==== Listing ====
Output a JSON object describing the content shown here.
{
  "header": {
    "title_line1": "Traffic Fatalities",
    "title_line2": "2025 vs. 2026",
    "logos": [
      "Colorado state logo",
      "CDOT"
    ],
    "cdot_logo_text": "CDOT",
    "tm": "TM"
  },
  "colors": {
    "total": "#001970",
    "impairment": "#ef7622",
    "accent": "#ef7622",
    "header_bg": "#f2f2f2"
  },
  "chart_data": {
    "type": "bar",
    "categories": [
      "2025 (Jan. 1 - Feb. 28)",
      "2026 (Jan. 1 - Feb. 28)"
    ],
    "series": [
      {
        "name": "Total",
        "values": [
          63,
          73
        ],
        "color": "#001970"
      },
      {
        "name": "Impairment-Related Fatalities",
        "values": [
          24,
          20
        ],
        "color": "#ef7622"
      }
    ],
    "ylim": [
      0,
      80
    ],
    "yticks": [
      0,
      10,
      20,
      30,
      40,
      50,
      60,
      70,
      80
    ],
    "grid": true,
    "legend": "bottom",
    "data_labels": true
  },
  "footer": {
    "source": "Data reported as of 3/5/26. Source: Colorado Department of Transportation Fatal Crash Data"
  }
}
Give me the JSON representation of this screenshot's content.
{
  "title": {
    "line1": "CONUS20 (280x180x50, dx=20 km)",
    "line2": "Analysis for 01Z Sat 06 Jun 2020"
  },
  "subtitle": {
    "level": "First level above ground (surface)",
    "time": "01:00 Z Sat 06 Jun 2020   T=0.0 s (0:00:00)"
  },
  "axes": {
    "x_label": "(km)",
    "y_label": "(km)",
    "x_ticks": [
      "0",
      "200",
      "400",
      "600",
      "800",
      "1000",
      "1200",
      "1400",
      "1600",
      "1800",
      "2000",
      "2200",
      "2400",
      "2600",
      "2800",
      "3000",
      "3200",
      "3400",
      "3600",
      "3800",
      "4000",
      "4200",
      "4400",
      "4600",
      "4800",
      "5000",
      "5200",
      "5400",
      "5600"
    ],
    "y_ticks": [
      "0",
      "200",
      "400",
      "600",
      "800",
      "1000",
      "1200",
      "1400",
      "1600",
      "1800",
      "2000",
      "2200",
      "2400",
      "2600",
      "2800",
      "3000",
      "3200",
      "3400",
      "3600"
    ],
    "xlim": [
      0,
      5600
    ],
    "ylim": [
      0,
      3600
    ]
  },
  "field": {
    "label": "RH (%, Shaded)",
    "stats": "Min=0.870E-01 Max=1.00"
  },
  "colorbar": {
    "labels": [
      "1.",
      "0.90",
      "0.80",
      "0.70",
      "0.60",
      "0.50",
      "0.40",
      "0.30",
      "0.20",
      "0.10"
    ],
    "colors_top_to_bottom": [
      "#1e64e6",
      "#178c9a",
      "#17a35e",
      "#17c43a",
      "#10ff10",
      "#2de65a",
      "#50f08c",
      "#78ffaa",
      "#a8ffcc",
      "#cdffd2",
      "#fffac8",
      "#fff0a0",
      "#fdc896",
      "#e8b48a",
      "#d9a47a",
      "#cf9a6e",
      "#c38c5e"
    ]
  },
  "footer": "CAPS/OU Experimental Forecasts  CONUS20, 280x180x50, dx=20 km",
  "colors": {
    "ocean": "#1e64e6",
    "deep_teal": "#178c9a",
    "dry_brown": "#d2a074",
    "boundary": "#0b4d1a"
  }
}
====
■ Short exercise
From the entries above, copy every line where the word "Colorado" shows up.

■ Written solution
      "Colorado state logo",
    "source": "Data reported as of 3/5/26. Source: Colorado Department of Transportation Fatal Crash Data"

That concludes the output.